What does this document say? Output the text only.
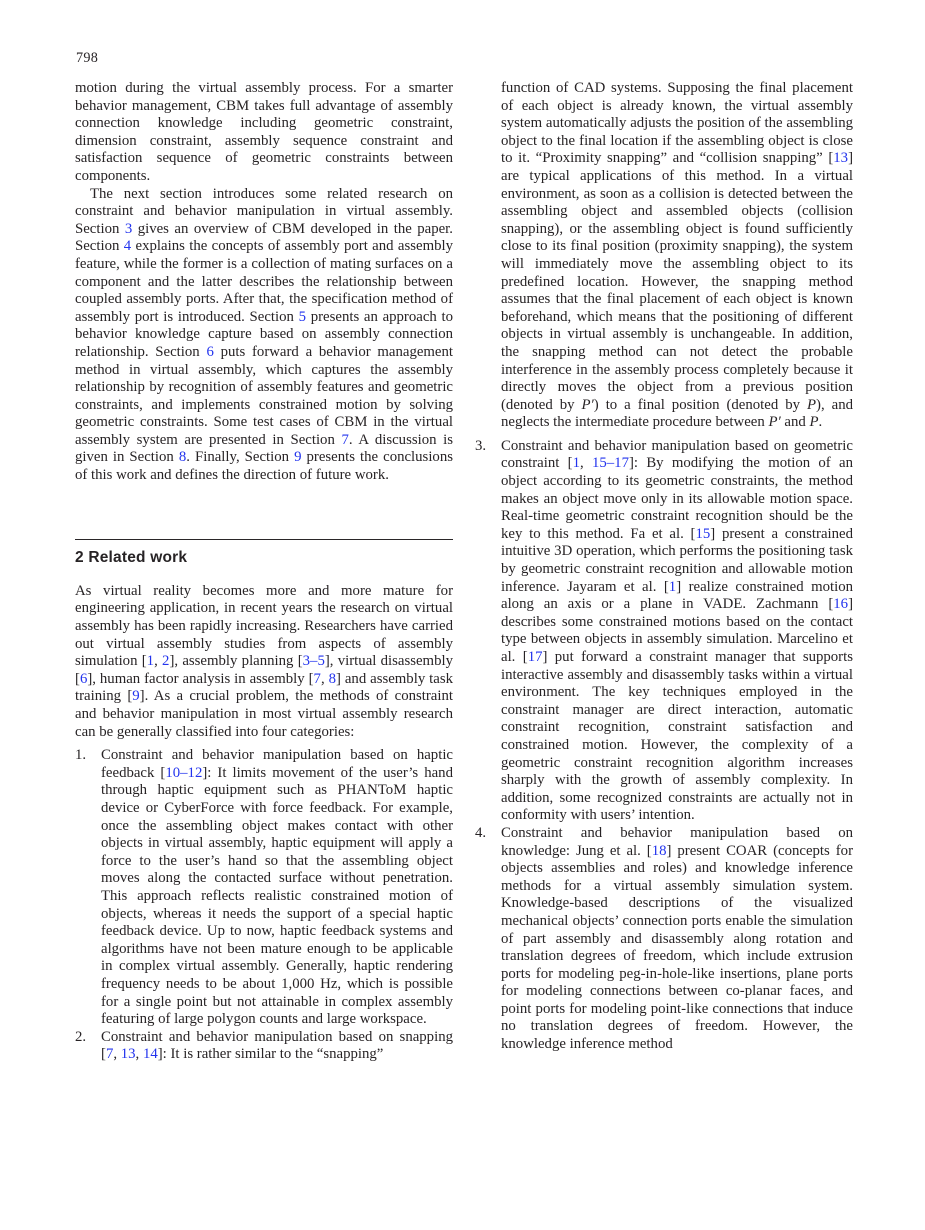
798

motion during the virtual assembly process. For a smarter behavior management, CBM takes full advantage of assembly connection knowledge including geometric constraint, dimension constraint, assembly sequence constraint and satisfaction sequence of geometric constraints between components.

The next section introduces some related research on constraint and behavior manipulation in virtual assembly. Section 3 gives an overview of CBM developed in the paper. Section 4 explains the concepts of assembly port and assembly feature, while the former is a collection of mating surfaces on a component and the latter describes the relationship between coupled assembly ports. After that, the specification method of assembly port is introduced. Section 5 presents an approach to behavior knowledge capture based on assembly connection relationship. Section 6 puts forward a behavior management method in virtual assembly, which captures the assembly relationship by recognition of assembly features and geometric constraints, and implements constrained motion by solving geometric constraints. Some test cases of CBM in the virtual assembly system are presented in Section 7. A discussion is given in Section 8. Finally, Section 9 presents the conclusions of this work and defines the direction of future work.

2 Related work

As virtual reality becomes more and more mature for engineering application, in recent years the research on virtual assembly has been rapidly increasing. Researchers have carried out virtual assembly studies from aspects of assembly simulation [1, 2], assembly planning [3–5], virtual disassembly [6], human factor analysis in assembly [7, 8] and assembly task training [9]. As a crucial problem, the methods of constraint and behavior manipulation in most virtual assembly research can be generally classified into four categories:

1. Constraint and behavior manipulation based on haptic feedback [10–12]: It limits movement of the user’s hand through haptic equipment such as PHANToM haptic device or CyberForce with force feedback. For example, once the assembling object makes contact with other objects in virtual assembly, haptic equipment will apply a force to the user’s hand so that the assembling object moves along the contacted surface without penetration. This approach reflects realistic constrained motion of objects, whereas it needs the support of a special haptic feedback device. Up to now, haptic feedback systems and algorithms have not been mature enough to be applicable in complex virtual assembly. Generally, haptic rendering frequency needs to be about 1,000 Hz, which is possible for a single point but not attainable in complex assembly featuring of large polygon counts and large workspace.
2. Constraint and behavior manipulation based on snapping [7, 13, 14]: It is rather similar to the “snapping”
function of CAD systems. Supposing the final placement of each object is already known, the virtual assembly system automatically adjusts the position of the assembling object to the final location if the assembling object is close to it. “Proximity snapping” and “collision snapping” [13] are typical applications of this method. In a virtual environment, as soon as a collision is detected between the assembling object and assembled objects (collision snapping), or the assembling object is found sufficiently close to its final position (proximity snapping), the system will immediately move the assembling object to its predefined location. However, the snapping method assumes that the final placement of each object is known beforehand, which means that the positioning of different objects in virtual assembly is unchangeable. In addition, the snapping method can not detect the probable interference in the assembly process completely because it directly moves the object from a previous position (denoted by P′) to a final position (denoted by P), and neglects the intermediate procedure between P′ and P.
3. Constraint and behavior manipulation based on geometric constraint [1, 15–17]: By modifying the motion of an object according to its geometric constraints, the method makes an object move only in its allowable motion space. Real-time geometric constraint recognition should be the key to this method. Fa et al. [15] present a constrained intuitive 3D operation, which performs the positioning task by geometric constraint recognition and allowable motion inference. Jayaram et al. [1] realize constrained motion along an axis or a plane in VADE. Zachmann [16] describes some constrained motions based on the contact type between objects in assembly simulation. Marcelino et al. [17] put forward a constraint manager that supports interactive assembly and disassembly tasks within a virtual environment. The key techniques employed in the constraint manager are direct interaction, automatic constraint recognition, constraint satisfaction and constrained motion. However, the complexity of a geometric constraint recognition algorithm increases sharply with the growth of assembly complexity. In addition, some recognized constraints are actually not in conformity with users’ intention.
4. Constraint and behavior manipulation based on knowledge: Jung et al. [18] present COAR (concepts for objects assemblies and roles) and knowledge inference methods for a virtual assembly simulation system. Knowledge-based descriptions of the visualized mechanical objects’ connection ports enable the simulation of part assembly and disassembly along rotation and translation degrees of freedom, which include extrusion ports for modeling peg-in-hole-like insertions, plane ports for modeling connections between co-planar faces, and point ports for modeling point-like connections that induce no translation degrees of freedom. However, the knowledge inference method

- What needs to be done
Report all lines of the material that contain the word "have".

- Response
As virtual reality becomes more and more mature for engineering application, in recent years the research on virtual assembly has been rapidly increasing. Researchers have carried out virtual assembly studies from aspects of assembly simulation [1, 2], assembly planning [3–5], virtual disassembly [6], human factor analysis in assembly [7, 8] and assembly task training [9]. As a crucial problem, the methods of constraint and behavior manipulation in most virtual assembly research can be generally classified into four categories:
1. Constraint and behavior manipulation based on haptic feedback [10–12]: It limits movement of the user’s hand through haptic equipment such as PHANToM haptic device or CyberForce with force feedback. For example, once the assembling object makes contact with other objects in virtual assembly, haptic equipment will apply a force to the user’s hand so that the assembling object moves along the contacted surface without penetration. This approach reflects realistic constrained motion of objects, whereas it needs the support of a special haptic feedback device. Up to now, haptic feedback systems and algorithms have not been mature enough to be applicable in complex virtual assembly. Generally, haptic rendering frequency needs to be about 1,000 Hz, which is possible for a single point but not attainable in complex assembly featuring of large polygon counts and large workspace.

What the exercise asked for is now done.